Work out how many lines contain "salon". Reply with the count alone.

### ITEMS
──────────────────────────────
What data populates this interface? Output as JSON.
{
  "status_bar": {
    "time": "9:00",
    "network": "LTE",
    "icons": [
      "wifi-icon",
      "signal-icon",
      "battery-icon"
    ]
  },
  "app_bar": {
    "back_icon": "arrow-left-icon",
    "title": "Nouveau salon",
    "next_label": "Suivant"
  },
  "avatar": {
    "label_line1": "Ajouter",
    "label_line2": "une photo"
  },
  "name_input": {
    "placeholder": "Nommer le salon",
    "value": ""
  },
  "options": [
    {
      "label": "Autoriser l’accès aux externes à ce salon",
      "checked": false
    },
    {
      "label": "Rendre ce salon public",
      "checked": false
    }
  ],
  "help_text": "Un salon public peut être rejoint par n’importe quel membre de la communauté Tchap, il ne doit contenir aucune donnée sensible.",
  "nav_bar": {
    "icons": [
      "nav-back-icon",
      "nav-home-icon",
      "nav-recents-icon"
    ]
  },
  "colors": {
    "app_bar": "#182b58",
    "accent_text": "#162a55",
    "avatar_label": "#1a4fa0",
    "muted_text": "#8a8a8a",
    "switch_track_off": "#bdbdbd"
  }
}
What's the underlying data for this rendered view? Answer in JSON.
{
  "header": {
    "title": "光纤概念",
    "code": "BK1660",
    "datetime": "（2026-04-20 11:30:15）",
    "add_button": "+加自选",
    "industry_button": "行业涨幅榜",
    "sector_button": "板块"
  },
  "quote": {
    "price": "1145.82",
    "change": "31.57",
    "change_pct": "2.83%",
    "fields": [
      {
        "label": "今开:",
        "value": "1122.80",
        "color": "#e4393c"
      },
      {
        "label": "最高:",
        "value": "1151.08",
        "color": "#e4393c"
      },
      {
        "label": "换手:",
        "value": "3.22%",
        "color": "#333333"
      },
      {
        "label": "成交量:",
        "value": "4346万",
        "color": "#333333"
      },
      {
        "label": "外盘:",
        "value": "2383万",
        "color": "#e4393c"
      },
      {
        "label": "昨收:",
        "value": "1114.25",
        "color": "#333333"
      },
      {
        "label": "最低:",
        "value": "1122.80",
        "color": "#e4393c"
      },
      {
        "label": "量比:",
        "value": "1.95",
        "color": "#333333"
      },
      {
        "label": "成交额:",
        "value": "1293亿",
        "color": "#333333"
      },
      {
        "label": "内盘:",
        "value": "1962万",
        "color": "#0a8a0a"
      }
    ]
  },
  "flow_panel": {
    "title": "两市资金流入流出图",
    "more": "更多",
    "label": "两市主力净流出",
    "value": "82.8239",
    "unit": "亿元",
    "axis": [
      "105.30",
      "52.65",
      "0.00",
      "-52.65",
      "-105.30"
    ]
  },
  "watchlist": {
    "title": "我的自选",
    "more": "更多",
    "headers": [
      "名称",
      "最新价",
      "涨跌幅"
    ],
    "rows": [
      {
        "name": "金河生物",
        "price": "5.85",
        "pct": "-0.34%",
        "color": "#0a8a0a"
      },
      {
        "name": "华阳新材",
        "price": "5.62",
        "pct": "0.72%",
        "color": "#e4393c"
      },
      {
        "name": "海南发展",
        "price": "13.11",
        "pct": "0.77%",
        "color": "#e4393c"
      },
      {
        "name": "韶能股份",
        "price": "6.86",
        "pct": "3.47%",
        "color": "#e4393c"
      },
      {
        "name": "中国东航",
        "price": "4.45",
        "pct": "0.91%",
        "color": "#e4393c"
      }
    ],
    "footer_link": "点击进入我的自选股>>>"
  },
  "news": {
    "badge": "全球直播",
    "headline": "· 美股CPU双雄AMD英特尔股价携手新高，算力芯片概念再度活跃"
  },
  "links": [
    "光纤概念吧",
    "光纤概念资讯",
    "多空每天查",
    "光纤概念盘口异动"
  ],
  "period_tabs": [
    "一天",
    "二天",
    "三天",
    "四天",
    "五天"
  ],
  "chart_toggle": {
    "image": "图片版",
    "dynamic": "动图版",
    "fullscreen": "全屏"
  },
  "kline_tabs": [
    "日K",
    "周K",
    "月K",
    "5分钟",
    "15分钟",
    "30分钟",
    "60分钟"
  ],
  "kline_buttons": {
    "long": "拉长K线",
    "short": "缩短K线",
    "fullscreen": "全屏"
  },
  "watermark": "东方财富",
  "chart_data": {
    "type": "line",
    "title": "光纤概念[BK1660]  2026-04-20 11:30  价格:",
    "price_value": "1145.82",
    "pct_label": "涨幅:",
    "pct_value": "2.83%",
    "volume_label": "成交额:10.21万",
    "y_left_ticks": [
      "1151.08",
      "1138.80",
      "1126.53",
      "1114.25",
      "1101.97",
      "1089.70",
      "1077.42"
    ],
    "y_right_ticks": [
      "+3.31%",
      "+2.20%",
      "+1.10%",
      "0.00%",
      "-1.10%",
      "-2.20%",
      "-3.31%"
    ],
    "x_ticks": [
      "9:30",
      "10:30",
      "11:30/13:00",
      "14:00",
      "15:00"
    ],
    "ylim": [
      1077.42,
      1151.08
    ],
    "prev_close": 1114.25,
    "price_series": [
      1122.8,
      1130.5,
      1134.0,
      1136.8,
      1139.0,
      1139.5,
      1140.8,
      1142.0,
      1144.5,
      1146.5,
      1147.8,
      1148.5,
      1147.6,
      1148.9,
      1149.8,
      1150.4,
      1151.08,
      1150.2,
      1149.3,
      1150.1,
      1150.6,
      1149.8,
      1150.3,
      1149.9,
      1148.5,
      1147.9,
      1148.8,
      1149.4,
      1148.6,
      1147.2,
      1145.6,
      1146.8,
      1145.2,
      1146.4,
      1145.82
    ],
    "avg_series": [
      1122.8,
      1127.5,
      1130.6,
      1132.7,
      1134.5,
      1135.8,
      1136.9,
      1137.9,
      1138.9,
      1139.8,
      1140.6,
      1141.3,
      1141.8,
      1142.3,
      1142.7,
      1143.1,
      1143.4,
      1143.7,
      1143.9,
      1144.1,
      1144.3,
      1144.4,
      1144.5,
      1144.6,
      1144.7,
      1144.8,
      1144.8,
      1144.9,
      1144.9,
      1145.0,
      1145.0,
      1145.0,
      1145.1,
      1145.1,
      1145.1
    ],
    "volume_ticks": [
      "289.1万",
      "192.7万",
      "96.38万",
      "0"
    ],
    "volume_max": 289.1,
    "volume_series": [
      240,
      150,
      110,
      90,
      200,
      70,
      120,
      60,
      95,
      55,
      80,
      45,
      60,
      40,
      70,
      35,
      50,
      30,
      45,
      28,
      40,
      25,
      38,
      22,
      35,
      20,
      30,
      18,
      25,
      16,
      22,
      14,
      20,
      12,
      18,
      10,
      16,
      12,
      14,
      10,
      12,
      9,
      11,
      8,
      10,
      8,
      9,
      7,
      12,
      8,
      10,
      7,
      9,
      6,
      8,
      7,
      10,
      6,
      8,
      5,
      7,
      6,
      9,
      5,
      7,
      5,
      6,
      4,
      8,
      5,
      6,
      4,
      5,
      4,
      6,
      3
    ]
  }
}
──────────────────────────────
### SOLUTION TO THIS EXERCISE
5